§ Exercise prompt
Scan the data beneath this task and copy each line that includes "label".

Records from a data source

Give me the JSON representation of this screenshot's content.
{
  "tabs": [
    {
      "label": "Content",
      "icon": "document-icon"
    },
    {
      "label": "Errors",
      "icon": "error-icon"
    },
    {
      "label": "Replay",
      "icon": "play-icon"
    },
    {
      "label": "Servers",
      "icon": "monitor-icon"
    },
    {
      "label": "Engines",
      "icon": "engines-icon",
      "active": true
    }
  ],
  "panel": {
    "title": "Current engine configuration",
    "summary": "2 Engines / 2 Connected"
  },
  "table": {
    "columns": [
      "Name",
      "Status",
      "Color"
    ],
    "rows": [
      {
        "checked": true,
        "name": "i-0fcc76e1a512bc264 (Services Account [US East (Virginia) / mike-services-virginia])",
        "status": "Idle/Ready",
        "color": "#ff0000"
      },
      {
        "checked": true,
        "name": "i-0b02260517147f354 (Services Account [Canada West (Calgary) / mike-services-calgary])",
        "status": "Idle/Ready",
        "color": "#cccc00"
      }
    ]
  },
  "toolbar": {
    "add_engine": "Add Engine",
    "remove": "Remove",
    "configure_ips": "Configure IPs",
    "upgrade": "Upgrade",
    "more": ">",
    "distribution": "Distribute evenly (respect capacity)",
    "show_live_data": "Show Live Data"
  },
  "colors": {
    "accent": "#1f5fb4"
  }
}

§ Complete response
      "label": "Content",
      "label": "Errors",
      "label": "Replay",
      "label": "Servers",
      "label": "Engines",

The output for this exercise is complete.